# Task brief:
Collect all lines containing the word "right" from the data.

Items from a data source:
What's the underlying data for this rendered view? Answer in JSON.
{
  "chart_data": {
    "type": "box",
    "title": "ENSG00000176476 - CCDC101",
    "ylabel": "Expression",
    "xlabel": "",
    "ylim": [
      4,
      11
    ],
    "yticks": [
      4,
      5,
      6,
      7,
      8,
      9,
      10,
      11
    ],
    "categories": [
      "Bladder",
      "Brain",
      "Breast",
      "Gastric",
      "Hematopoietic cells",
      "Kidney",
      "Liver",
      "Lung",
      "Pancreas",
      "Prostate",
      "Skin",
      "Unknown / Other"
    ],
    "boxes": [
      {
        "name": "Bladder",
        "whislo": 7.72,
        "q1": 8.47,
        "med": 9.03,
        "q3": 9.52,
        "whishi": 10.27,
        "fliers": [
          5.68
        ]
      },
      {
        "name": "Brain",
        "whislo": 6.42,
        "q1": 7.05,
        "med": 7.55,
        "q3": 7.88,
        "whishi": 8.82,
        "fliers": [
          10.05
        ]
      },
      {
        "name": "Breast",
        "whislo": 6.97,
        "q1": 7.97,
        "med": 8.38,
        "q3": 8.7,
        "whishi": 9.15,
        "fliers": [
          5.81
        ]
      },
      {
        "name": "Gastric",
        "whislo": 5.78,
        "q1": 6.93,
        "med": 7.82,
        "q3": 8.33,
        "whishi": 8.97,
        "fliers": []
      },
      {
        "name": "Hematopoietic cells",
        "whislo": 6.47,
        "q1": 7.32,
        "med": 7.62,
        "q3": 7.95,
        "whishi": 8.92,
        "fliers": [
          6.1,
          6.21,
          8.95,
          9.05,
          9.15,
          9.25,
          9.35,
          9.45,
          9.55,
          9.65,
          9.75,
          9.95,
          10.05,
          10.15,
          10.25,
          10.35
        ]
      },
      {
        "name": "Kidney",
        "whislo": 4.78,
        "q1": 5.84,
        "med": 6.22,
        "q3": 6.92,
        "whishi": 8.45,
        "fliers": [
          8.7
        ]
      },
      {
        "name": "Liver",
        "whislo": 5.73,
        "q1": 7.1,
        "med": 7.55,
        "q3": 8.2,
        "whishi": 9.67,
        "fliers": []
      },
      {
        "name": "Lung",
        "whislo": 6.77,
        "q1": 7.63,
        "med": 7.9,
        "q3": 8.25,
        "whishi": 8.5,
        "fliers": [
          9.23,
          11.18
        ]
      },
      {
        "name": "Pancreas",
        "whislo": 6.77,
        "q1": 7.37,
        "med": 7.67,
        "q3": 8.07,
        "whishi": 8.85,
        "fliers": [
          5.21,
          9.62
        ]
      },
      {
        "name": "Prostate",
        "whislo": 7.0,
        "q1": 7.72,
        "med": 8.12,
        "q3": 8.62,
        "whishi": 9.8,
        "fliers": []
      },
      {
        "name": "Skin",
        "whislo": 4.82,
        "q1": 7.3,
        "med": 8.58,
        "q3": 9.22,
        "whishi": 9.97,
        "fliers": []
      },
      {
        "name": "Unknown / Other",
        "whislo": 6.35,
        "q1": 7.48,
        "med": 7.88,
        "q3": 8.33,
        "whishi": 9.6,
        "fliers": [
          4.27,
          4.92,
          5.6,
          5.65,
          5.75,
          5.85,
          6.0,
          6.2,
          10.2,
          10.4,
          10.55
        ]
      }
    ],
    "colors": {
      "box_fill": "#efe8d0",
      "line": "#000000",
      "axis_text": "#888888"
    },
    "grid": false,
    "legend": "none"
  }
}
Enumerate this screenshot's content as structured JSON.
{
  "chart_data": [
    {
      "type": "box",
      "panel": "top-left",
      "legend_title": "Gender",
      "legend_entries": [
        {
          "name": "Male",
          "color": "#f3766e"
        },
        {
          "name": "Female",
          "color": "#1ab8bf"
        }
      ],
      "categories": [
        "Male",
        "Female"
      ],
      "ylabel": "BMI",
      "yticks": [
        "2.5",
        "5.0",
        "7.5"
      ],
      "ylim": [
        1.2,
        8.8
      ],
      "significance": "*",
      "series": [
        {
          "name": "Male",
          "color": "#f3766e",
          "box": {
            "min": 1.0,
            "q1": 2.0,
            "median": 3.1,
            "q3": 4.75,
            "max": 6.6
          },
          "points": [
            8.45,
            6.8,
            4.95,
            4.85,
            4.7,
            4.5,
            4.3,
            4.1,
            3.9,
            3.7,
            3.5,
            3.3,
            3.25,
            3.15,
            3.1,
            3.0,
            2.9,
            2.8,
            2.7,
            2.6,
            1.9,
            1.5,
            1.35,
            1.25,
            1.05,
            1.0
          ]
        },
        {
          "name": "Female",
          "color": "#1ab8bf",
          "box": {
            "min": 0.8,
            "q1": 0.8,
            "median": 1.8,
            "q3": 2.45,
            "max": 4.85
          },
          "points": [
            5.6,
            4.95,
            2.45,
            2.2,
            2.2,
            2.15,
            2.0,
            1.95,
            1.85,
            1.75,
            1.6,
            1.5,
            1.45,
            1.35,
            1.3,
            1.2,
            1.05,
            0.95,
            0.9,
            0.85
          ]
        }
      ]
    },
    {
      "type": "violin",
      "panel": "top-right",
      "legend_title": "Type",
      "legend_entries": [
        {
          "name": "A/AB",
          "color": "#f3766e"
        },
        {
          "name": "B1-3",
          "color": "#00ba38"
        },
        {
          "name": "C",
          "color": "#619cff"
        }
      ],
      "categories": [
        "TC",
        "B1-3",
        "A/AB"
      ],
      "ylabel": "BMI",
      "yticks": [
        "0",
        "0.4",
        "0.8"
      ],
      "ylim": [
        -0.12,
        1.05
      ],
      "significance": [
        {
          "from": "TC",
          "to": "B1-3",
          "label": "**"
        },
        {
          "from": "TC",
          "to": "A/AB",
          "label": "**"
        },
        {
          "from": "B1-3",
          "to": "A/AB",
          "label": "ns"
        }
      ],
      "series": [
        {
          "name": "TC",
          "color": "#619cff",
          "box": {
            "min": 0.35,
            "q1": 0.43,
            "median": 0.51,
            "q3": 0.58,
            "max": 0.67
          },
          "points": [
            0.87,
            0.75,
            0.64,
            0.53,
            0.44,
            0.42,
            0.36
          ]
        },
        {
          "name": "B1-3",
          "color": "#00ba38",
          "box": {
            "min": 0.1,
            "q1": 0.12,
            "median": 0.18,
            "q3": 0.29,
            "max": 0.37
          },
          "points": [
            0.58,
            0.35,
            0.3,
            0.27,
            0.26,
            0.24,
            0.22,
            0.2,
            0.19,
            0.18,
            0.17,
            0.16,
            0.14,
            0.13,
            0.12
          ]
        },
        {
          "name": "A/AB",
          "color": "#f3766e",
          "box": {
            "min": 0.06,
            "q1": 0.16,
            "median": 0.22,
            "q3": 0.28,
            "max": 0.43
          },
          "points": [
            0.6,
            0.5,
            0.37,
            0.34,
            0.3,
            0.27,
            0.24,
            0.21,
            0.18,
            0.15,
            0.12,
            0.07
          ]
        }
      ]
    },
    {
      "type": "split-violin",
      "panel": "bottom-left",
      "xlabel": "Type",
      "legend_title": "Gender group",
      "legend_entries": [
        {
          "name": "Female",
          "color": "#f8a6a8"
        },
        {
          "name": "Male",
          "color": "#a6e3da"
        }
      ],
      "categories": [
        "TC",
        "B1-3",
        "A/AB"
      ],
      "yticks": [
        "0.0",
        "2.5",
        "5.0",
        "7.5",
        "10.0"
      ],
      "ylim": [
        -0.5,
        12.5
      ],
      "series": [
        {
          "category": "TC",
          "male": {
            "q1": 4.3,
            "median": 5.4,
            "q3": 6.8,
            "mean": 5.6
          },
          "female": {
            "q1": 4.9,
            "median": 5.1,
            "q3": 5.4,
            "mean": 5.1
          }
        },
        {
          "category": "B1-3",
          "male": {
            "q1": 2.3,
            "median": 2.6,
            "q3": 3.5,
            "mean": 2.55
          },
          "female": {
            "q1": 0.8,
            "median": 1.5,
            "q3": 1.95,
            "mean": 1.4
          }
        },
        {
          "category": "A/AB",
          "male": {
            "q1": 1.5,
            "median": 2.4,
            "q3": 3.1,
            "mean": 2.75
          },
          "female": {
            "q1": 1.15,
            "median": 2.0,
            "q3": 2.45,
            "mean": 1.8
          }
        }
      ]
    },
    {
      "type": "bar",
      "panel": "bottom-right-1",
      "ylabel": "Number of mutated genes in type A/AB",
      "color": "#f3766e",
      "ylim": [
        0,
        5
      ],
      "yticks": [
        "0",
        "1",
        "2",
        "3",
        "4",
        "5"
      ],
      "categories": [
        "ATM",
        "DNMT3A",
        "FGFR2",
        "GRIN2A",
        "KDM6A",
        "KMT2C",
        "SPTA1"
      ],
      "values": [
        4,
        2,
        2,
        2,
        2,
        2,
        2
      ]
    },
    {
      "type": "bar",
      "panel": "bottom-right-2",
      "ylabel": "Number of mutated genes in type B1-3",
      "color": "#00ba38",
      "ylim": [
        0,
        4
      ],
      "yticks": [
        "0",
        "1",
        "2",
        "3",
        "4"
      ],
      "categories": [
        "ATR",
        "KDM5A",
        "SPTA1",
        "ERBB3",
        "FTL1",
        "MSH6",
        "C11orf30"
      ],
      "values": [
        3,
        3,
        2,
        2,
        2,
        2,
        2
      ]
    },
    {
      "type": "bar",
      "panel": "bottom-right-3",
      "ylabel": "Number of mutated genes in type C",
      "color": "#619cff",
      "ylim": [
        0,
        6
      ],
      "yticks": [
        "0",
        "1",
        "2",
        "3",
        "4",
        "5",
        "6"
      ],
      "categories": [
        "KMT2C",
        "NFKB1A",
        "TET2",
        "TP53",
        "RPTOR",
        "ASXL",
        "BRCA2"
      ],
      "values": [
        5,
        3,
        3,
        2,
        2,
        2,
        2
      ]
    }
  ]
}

# Exercise result:
      "panel": "top-right",
      "panel": "bottom-right-1",
      "panel": "bottom-right-2",
      "panel": "bottom-right-3",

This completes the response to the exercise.